**AIM OF THE TASK**
Gather the lines that hold the string "genau".

A block of data:
********
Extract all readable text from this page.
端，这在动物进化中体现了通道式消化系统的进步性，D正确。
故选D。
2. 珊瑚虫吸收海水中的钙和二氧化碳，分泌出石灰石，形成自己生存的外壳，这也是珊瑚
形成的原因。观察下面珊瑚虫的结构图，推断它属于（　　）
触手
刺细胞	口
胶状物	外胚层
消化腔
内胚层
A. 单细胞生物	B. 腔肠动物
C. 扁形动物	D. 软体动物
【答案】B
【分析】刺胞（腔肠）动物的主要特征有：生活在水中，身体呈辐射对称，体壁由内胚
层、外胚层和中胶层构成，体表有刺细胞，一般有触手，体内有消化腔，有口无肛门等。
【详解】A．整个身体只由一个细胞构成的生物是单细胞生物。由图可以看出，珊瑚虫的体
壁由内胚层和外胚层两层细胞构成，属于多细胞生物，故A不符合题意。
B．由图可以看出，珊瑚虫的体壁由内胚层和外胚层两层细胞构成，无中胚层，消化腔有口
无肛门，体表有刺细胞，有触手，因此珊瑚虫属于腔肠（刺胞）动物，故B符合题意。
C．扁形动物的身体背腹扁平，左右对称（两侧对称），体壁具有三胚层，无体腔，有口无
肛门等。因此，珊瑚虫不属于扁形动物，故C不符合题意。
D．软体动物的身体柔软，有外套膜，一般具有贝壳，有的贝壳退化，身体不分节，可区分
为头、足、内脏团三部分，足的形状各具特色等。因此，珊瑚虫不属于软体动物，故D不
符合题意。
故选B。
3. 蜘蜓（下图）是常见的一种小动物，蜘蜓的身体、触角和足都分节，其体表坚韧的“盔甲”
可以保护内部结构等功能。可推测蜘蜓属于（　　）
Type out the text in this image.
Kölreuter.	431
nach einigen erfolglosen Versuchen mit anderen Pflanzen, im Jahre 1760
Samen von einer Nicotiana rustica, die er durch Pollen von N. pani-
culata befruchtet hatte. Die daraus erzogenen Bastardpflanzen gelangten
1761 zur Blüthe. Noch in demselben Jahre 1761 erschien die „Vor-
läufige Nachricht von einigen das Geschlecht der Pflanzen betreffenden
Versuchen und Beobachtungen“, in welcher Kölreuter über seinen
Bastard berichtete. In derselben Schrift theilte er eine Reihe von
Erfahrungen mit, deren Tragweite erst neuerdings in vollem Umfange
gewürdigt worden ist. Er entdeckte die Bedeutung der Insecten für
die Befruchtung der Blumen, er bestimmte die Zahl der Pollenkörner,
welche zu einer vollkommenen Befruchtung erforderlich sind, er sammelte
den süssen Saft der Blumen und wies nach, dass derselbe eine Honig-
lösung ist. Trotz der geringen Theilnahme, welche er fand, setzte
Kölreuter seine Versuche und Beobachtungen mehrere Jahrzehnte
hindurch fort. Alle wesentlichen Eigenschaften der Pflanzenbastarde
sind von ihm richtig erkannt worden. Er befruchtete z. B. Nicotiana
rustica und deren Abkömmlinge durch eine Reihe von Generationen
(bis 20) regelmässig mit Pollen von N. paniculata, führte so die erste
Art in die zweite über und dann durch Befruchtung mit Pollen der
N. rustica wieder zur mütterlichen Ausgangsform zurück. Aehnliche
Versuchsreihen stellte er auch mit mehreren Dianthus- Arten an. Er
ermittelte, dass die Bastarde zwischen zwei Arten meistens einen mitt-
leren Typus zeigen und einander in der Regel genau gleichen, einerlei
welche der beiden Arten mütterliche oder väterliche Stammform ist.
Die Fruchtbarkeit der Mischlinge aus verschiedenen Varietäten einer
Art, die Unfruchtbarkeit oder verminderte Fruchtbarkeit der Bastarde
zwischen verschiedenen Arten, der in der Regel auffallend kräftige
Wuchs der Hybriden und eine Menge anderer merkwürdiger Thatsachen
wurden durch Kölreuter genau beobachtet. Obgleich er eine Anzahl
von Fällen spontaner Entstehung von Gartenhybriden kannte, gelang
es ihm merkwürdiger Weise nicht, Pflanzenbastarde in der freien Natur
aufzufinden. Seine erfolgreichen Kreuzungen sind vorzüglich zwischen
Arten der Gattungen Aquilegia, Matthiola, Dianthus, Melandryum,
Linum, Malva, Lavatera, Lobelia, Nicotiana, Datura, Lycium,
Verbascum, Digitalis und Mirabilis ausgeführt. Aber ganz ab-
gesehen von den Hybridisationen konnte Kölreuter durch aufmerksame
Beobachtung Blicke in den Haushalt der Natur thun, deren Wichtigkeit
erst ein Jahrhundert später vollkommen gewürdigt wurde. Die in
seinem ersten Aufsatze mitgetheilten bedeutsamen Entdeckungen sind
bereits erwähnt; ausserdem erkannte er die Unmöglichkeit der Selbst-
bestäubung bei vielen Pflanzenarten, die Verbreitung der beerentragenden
********
**ANSWER FOR THE TASK**
leren Typus zeigen und einander in der Regel genau gleichen, einerlei
wurden durch Kölreuter genau beobachtet. Obgleich er eine Anzahl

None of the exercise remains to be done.